Leave out every picture, then transcribe the rest of the listing exactly.

[start of Exercise material]

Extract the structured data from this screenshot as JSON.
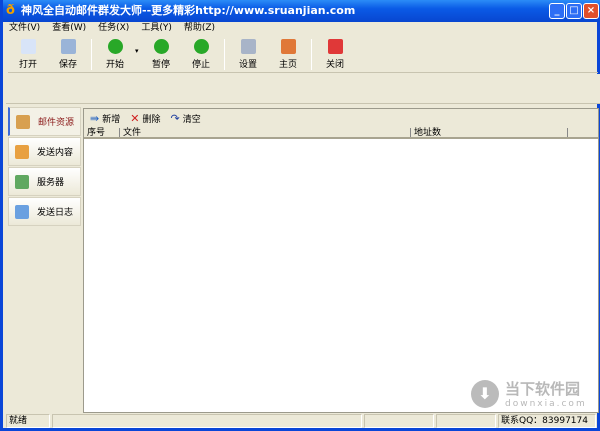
{
  "window": {
    "title": "神风全自动邮件群发大师--更多精彩http://www.sruanjian.com",
    "min": "_",
    "max": "□",
    "close": "×"
  },
  "menu": [
    "文件(V)",
    "查看(W)",
    "任务(X)",
    "工具(Y)",
    "帮助(Z)"
  ],
  "toolbar": [
    {
      "label": "打开",
      "icon": "open-icon",
      "color": "#d8e4f8"
    },
    {
      "label": "保存",
      "icon": "save-icon",
      "color": "#9ab4d8"
    },
    {
      "label": "开始",
      "icon": "play-icon",
      "color": "#28a828"
    },
    {
      "label": "暂停",
      "icon": "pause-icon",
      "color": "#28a828"
    },
    {
      "label": "停止",
      "icon": "stop-icon",
      "color": "#28a828"
    },
    {
      "label": "设置",
      "icon": "settings-icon",
      "color": "#a8b4c8"
    },
    {
      "label": "主页",
      "icon": "home-icon",
      "color": "#e07838"
    },
    {
      "label": "关闭",
      "icon": "power-icon",
      "color": "#e03838"
    }
  ],
  "sidebar": [
    {
      "label": "邮件资源",
      "icon": "mail-package-icon"
    },
    {
      "label": "发送内容",
      "icon": "content-package-icon"
    },
    {
      "label": "服务器",
      "icon": "server-icon"
    },
    {
      "label": "发送日志",
      "icon": "log-book-icon"
    }
  ],
  "subtoolbar": {
    "add": "新增",
    "delete": "删除",
    "clear": "清空"
  },
  "table": {
    "columns": [
      "序号",
      "文件",
      "地址数"
    ],
    "rows": []
  },
  "status": {
    "ready": "就绪",
    "qq": "联系QQ：83997174"
  },
  "watermark": {
    "name": "当下软件园",
    "url": "downxia.com"
  }
}
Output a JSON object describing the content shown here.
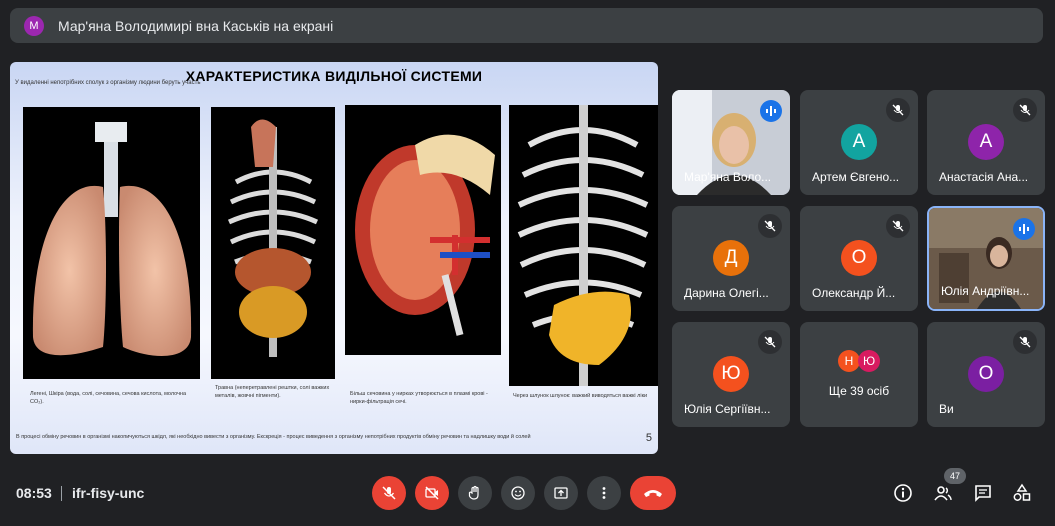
{
  "banner": {
    "avatar_letter": "M",
    "text": "Мар'яна Володимирі вна Каськів на екрані"
  },
  "slide": {
    "title": "ХАРАКТЕРИСТИКА ВИДІЛЬНОЇ СИСТЕМИ",
    "intro": "У видаленні непотрібних сполук з організму людини беруть участь",
    "captions": [
      "Легені,\nШкіра (вода, солі, сечовина, сечова кислота, молочна CO₂).",
      "Травна (неперетравлені рештки, солі важких металів, жовчні пігменти).",
      "Більш сечовина у нирках утворюється в плазмі крові - нирки-фільтрація сечі.",
      "Через шлунок шлунок: важкий виводяться важкі ліки"
    ],
    "footer": "В процесі обміну речовин в організмі накопичуються шкідл, які необхідно вивести з організму. Екскреція - процес виведення з організму непотрібних продуктів обміну речовин та надлишку води й солей",
    "page_number": "5"
  },
  "participants": [
    {
      "name": "Мар'яна Воло...",
      "type": "video",
      "speaking": true
    },
    {
      "name": "Артем Євгено...",
      "letter": "А",
      "color": "#12a4a0",
      "muted": true
    },
    {
      "name": "Анастасія Ана...",
      "letter": "А",
      "color": "#8e24aa",
      "muted": true
    },
    {
      "name": "Дарина Олегі...",
      "letter": "Д",
      "color": "#e8710a",
      "muted": true
    },
    {
      "name": "Олександр Й...",
      "letter": "О",
      "color": "#f4511e",
      "muted": true
    },
    {
      "name": "Юлія Андріївн...",
      "type": "video",
      "speaking": true
    },
    {
      "name": "Юлія Сергіївн...",
      "letter": "Ю",
      "color": "#f4511e",
      "muted": true
    },
    {
      "name": "Ще 39 осіб",
      "type": "others",
      "letters": [
        "Н",
        "Ю"
      ]
    },
    {
      "name": "Ви",
      "letter": "О",
      "color": "#7b1fa2",
      "muted": true
    }
  ],
  "bottom": {
    "time": "08:53",
    "meeting_code": "ifr-fisy-unc",
    "people_count": "47"
  }
}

[end of Exercise material]

• [Finished exercise]
Extract the structured data from this screenshot as JSON.
{
  "window": {
    "title": "神风全自动邮件群发大师--更多精彩http://www.sruanjian.com",
    "min": "_",
    "max": "□",
    "close": "×"
  },
  "menu": [
    "文件(V)",
    "查看(W)",
    "任务(X)",
    "工具(Y)",
    "帮助(Z)"
  ],
  "toolbar": [
    {
      "label": "打开",
      "icon": "open-icon",
      "color": "#d8e4f8"
    },
    {
      "label": "保存",
      "icon": "save-icon",
      "color": "#9ab4d8"
    },
    {
      "label": "开始",
      "icon": "play-icon",
      "color": "#28a828"
    },
    {
      "label": "暂停",
      "icon": "pause-icon",
      "color": "#28a828"
    },
    {
      "label": "停止",
      "icon": "stop-icon",
      "color": "#28a828"
    },
    {
      "label": "设置",
      "icon": "settings-icon",
      "color": "#a8b4c8"
    },
    {
      "label": "主页",
      "icon": "home-icon",
      "color": "#e07838"
    },
    {
      "label": "关闭",
      "icon": "power-icon",
      "color": "#e03838"
    }
  ],
  "sidebar": [
    {
      "label": "邮件资源",
      "icon": "mail-package-icon"
    },
    {
      "label": "发送内容",
      "icon": "content-package-icon"
    },
    {
      "label": "服务器",
      "icon": "server-icon"
    },
    {
      "label": "发送日志",
      "icon": "log-book-icon"
    }
  ],
  "subtoolbar": {
    "add": "新增",
    "delete": "删除",
    "clear": "清空"
  },
  "table": {
    "columns": [
      "序号",
      "文件",
      "地址数"
    ],
    "rows": []
  },
  "status": {
    "ready": "就绪",
    "qq": "联系QQ：83997174"
  },
  "watermark": {
    "name": "当下软件园",
    "url": "downxia.com"
  }
}
Output a JSON object describing the content shown here.
{
  "banner": {
    "avatar_letter": "M",
    "text": "Мар'яна Володимирі вна Каськів на екрані"
  },
  "slide": {
    "title": "ХАРАКТЕРИСТИКА ВИДІЛЬНОЇ СИСТЕМИ",
    "intro": "У видаленні непотрібних сполук з організму людини беруть участь",
    "captions": [
      "Легені,\nШкіра (вода, солі, сечовина, сечова кислота, молочна CO₂).",
      "Травна (неперетравлені рештки, солі важких металів, жовчні пігменти).",
      "Більш сечовина у нирках утворюється в плазмі крові - нирки-фільтрація сечі.",
      "Через шлунок шлунок: важкий виводяться важкі ліки"
    ],
    "footer": "В процесі обміну речовин в організмі накопичуються шкідл, які необхідно вивести з організму. Екскреція - процес виведення з організму непотрібних продуктів обміну речовин та надлишку води й солей",
    "page_number": "5"
  },
  "participants": [
    {
      "name": "Мар'яна Воло...",
      "type": "video",
      "speaking": true
    },
    {
      "name": "Артем Євгено...",
      "letter": "А",
      "color": "#12a4a0",
      "muted": true
    },
    {
      "name": "Анастасія Ана...",
      "letter": "А",
      "color": "#8e24aa",
      "muted": true
    },
    {
      "name": "Дарина Олегі...",
      "letter": "Д",
      "color": "#e8710a",
      "muted": true
    },
    {
      "name": "Олександр Й...",
      "letter": "О",
      "color": "#f4511e",
      "muted": true
    },
    {
      "name": "Юлія Андріївн...",
      "type": "video",
      "speaking": true
    },
    {
      "name": "Юлія Сергіївн...",
      "letter": "Ю",
      "color": "#f4511e",
      "muted": true
    },
    {
      "name": "Ще 39 осіб",
      "type": "others",
      "letters": [
        "Н",
        "Ю"
      ]
    },
    {
      "name": "Ви",
      "letter": "О",
      "color": "#7b1fa2",
      "muted": true
    }
  ],
  "bottom": {
    "time": "08:53",
    "meeting_code": "ifr-fisy-unc",
    "people_count": "47"
  }
}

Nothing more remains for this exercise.